[Start of Information shown]
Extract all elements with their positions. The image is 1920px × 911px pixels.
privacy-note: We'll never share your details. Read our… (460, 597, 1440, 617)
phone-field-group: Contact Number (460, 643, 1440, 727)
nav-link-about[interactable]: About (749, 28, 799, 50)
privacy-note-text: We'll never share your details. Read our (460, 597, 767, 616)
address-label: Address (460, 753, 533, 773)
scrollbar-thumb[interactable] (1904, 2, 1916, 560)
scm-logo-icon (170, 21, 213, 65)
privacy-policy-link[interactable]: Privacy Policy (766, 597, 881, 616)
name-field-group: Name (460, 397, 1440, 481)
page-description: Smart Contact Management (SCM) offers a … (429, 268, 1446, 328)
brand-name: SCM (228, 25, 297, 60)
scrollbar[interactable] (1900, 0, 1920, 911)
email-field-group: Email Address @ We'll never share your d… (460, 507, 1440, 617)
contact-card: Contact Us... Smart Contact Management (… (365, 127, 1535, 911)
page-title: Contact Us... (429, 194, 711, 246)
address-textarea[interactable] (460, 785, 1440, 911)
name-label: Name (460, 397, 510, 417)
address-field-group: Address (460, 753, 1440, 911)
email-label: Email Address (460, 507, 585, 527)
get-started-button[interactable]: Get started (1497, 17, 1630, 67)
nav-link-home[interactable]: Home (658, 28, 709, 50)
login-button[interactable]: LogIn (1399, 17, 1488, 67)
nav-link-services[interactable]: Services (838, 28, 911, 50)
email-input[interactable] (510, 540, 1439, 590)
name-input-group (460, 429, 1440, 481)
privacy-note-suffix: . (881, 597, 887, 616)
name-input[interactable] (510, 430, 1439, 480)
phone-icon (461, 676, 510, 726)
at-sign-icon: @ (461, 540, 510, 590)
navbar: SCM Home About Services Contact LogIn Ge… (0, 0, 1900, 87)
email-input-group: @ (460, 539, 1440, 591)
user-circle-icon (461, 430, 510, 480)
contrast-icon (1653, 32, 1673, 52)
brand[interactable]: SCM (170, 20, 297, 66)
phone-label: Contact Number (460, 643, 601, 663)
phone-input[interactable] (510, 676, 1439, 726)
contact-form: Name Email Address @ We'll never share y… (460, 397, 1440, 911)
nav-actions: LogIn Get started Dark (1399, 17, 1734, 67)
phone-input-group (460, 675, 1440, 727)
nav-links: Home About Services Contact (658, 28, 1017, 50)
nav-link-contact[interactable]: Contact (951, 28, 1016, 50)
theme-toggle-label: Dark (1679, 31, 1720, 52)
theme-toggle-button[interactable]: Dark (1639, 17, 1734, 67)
[End of Information shown]
--- Stated goal ---
Copy every line of the records above without any changes, keeping them in their original order.

--- Task output ---
Extract all elements with their positions. The image is 1920px × 911px pixels.
privacy-note: We'll never share your details. Read our… (460, 597, 1440, 617)
phone-field-group: Contact Number (460, 643, 1440, 727)
nav-link-about[interactable]: About (749, 28, 799, 50)
privacy-note-text: We'll never share your details. Read our (460, 597, 767, 616)
address-label: Address (460, 753, 533, 773)
scrollbar-thumb[interactable] (1904, 2, 1916, 560)
scm-logo-icon (170, 21, 213, 65)
privacy-policy-link[interactable]: Privacy Policy (766, 597, 881, 616)
name-field-group: Name (460, 397, 1440, 481)
page-description: Smart Contact Management (SCM) offers a … (429, 268, 1446, 328)
brand-name: SCM (228, 25, 297, 60)
scrollbar[interactable] (1900, 0, 1920, 911)
email-field-group: Email Address @ We'll never share your d… (460, 507, 1440, 617)
contact-card: Contact Us... Smart Contact Management (… (365, 127, 1535, 911)
page-title: Contact Us... (429, 194, 711, 246)
address-textarea[interactable] (460, 785, 1440, 911)
name-label: Name (460, 397, 510, 417)
address-field-group: Address (460, 753, 1440, 911)
email-label: Email Address (460, 507, 585, 527)
get-started-button[interactable]: Get started (1497, 17, 1630, 67)
nav-link-home[interactable]: Home (658, 28, 709, 50)
login-button[interactable]: LogIn (1399, 17, 1488, 67)
nav-link-services[interactable]: Services (838, 28, 911, 50)
email-input[interactable] (510, 540, 1439, 590)
name-input-group (460, 429, 1440, 481)
privacy-note-suffix: . (881, 597, 887, 616)
name-input[interactable] (510, 430, 1439, 480)
phone-icon (461, 676, 510, 726)
at-sign-icon: @ (461, 540, 510, 590)
navbar: SCM Home About Services Contact LogIn Ge… (0, 0, 1900, 87)
email-input-group: @ (460, 539, 1440, 591)
user-circle-icon (461, 430, 510, 480)
contrast-icon (1653, 32, 1673, 52)
brand[interactable]: SCM (170, 20, 297, 66)
phone-label: Contact Number (460, 643, 601, 663)
phone-input[interactable] (510, 676, 1439, 726)
contact-form: Name Email Address @ We'll never share y… (460, 397, 1440, 911)
nav-actions: LogIn Get started Dark (1399, 17, 1734, 67)
phone-input-group (460, 675, 1440, 727)
nav-links: Home About Services Contact (658, 28, 1017, 50)
nav-link-contact[interactable]: Contact (951, 28, 1016, 50)
theme-toggle-label: Dark (1679, 31, 1720, 52)
theme-toggle-button[interactable]: Dark (1639, 17, 1734, 67)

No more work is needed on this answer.